## REQUIREMENTS
Tally the lines that hold the word "Cross" and reply with that figure only.

## SUPPLIED MATERIAL
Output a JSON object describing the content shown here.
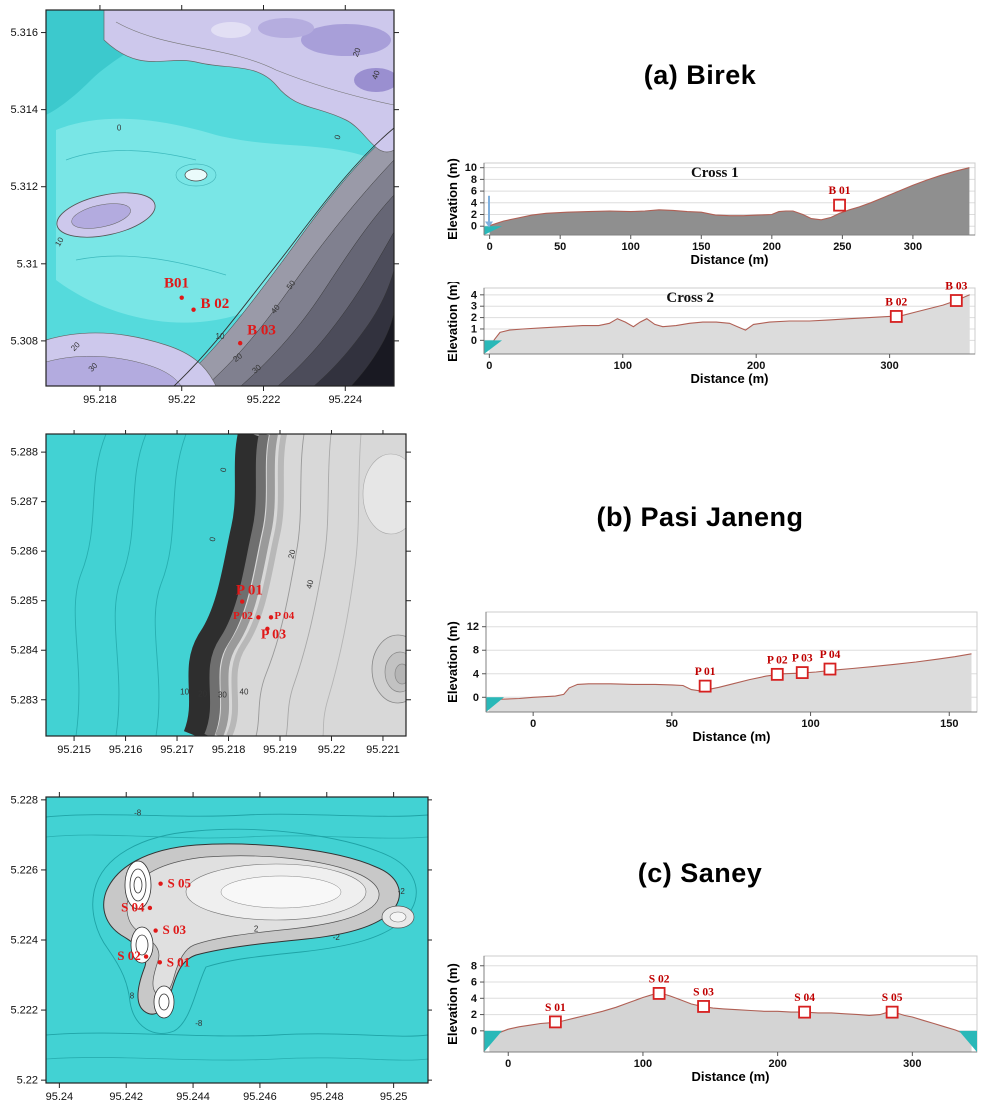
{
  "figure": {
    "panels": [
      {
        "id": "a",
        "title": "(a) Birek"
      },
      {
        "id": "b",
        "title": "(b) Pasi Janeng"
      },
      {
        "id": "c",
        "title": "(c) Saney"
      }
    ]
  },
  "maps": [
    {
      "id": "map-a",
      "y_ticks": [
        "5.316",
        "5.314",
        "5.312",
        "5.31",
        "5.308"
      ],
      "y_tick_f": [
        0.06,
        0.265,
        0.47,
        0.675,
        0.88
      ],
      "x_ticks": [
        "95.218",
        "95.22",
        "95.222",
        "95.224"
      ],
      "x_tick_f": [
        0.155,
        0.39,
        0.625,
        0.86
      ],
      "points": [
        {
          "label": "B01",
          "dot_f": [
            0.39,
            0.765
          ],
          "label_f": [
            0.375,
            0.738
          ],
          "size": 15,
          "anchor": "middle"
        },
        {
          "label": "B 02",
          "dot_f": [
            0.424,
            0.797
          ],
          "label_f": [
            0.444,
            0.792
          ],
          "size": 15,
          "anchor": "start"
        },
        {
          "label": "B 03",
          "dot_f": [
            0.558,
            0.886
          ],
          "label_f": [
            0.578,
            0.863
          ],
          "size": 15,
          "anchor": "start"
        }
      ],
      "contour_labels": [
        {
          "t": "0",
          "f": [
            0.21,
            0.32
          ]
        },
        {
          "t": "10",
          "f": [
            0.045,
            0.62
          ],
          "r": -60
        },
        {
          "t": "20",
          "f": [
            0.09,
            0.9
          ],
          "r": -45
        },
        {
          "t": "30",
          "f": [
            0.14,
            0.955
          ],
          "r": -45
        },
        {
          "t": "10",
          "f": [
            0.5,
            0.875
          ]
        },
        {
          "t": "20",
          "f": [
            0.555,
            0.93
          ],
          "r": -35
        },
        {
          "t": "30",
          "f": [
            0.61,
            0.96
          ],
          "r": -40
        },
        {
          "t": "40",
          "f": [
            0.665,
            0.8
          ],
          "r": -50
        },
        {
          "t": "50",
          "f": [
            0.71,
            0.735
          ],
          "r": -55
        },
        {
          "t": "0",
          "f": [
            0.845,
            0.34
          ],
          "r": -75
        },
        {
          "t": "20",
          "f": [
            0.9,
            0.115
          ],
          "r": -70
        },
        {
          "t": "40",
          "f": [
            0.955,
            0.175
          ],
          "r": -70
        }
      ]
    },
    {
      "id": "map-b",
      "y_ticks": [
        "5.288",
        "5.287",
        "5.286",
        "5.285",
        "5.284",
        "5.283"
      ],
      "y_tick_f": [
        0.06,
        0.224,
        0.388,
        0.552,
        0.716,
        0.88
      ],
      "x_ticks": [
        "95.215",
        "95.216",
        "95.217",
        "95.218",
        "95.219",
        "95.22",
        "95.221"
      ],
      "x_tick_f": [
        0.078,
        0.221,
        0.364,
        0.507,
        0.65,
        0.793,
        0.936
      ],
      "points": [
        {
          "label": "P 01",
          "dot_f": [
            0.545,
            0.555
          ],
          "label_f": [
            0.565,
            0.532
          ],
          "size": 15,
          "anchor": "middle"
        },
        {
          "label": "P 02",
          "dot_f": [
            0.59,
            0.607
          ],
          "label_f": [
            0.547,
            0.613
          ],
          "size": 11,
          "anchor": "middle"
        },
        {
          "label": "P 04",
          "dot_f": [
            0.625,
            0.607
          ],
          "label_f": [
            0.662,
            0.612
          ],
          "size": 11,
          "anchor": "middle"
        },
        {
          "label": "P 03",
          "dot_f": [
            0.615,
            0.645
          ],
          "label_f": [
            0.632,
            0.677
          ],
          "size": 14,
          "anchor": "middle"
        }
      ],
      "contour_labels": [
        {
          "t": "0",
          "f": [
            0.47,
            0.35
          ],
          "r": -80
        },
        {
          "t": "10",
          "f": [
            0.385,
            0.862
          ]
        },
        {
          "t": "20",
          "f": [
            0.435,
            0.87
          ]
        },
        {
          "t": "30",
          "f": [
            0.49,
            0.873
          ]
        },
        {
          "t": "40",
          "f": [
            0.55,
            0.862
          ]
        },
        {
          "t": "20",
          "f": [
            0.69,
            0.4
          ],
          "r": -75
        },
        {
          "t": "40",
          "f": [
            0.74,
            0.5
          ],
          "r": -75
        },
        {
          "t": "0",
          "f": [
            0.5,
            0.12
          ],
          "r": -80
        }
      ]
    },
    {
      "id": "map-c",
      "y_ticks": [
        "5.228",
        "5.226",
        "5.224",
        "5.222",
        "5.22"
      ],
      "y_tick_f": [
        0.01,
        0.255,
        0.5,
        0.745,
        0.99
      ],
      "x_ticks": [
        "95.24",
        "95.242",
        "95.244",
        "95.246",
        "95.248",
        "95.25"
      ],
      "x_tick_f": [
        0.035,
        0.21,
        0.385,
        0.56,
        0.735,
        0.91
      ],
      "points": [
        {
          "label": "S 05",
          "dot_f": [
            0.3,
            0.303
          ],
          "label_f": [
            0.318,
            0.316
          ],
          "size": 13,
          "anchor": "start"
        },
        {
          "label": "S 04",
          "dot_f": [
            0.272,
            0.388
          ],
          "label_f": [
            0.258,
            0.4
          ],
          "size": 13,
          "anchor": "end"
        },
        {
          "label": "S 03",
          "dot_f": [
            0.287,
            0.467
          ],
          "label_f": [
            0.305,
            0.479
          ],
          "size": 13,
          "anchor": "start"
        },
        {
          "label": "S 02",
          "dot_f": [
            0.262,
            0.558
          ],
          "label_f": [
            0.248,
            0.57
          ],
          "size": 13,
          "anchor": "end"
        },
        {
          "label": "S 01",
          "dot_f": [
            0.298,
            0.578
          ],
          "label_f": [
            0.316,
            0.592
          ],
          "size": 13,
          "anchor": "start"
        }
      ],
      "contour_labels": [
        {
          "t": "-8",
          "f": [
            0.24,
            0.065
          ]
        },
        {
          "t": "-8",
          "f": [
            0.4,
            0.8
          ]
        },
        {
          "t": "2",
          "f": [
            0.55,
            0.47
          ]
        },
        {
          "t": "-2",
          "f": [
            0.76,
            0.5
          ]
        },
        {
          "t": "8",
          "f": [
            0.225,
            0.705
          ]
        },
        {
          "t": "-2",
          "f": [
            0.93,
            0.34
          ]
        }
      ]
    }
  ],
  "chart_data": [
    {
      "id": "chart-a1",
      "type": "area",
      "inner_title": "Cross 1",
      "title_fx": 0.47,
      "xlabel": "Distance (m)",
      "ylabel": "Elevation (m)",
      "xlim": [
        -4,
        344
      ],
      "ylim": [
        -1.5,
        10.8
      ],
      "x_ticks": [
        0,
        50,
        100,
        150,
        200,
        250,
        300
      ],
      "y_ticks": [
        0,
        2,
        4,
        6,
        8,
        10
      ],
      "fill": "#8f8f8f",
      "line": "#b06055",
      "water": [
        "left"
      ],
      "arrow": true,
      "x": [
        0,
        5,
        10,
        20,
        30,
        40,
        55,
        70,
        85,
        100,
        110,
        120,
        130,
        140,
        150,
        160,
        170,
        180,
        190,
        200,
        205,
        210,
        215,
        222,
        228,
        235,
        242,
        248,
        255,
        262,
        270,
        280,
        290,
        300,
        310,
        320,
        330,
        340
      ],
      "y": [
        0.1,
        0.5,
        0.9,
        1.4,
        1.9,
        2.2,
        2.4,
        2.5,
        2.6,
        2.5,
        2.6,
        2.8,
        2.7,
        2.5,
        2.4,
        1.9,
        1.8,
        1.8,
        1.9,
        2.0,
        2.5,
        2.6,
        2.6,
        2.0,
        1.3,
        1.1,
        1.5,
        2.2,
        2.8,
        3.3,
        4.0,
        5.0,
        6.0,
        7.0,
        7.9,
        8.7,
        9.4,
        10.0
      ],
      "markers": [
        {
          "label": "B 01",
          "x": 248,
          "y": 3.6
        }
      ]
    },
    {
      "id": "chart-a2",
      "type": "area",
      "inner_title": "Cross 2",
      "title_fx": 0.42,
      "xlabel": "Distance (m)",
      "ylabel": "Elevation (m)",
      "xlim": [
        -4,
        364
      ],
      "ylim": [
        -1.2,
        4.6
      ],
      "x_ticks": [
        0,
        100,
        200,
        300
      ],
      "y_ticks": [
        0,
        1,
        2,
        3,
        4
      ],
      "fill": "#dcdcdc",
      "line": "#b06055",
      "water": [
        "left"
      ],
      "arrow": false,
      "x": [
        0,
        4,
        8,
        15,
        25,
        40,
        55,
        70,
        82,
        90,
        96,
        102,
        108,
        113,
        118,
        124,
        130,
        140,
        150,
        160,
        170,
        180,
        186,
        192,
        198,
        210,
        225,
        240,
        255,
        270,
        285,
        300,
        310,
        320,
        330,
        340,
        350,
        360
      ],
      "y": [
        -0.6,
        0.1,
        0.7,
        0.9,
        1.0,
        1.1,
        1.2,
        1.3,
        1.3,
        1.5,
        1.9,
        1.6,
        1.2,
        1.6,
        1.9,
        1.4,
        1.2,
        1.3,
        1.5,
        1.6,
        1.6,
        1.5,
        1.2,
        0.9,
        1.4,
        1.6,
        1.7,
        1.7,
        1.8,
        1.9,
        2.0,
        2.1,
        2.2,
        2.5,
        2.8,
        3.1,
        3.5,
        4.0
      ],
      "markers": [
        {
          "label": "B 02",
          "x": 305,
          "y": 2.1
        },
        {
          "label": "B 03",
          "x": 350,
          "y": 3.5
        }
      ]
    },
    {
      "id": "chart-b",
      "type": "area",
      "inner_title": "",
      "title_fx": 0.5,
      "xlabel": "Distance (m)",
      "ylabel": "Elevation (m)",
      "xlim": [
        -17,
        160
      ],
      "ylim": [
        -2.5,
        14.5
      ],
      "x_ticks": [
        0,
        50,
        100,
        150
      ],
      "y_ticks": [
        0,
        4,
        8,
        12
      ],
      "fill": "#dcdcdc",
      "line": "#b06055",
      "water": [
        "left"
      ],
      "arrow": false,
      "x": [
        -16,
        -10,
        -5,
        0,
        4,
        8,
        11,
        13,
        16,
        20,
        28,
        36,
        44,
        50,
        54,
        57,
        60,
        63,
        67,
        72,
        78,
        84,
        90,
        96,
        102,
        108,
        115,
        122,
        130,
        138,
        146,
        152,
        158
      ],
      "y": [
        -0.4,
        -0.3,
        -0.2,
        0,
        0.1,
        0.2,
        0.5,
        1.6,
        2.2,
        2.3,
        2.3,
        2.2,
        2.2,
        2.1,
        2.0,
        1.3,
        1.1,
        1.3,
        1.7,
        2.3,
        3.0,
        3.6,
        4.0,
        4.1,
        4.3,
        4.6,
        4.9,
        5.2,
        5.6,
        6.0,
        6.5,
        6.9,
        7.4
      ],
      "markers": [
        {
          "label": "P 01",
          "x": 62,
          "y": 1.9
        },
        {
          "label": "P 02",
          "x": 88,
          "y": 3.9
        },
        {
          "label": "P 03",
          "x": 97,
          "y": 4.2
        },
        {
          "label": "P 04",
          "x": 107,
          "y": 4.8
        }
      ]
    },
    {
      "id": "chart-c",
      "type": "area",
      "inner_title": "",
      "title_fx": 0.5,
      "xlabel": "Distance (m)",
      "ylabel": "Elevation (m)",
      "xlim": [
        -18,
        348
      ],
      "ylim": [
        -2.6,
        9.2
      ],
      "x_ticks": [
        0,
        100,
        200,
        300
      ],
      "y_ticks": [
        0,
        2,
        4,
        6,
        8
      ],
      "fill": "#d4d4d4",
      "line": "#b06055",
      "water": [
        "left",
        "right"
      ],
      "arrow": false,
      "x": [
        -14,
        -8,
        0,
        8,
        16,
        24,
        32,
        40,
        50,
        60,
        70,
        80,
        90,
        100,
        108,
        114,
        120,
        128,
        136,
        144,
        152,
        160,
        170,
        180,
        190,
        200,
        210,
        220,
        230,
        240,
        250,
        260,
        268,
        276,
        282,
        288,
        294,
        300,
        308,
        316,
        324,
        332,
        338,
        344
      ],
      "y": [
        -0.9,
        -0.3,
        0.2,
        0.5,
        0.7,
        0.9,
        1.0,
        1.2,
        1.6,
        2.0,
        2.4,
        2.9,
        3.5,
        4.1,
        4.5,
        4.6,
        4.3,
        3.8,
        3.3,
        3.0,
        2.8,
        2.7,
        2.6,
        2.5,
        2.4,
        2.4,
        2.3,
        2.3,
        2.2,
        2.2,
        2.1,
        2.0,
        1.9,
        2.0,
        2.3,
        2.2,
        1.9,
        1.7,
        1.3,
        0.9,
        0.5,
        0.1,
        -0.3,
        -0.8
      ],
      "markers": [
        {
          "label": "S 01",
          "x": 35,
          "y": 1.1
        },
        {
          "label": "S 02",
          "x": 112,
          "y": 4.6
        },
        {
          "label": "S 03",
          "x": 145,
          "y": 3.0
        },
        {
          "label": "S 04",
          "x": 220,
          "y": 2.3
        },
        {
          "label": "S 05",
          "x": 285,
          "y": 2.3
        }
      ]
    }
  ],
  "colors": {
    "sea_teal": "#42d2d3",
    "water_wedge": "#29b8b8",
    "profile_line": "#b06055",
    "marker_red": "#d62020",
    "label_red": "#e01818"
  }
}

## EXERCISE SOLUTION
2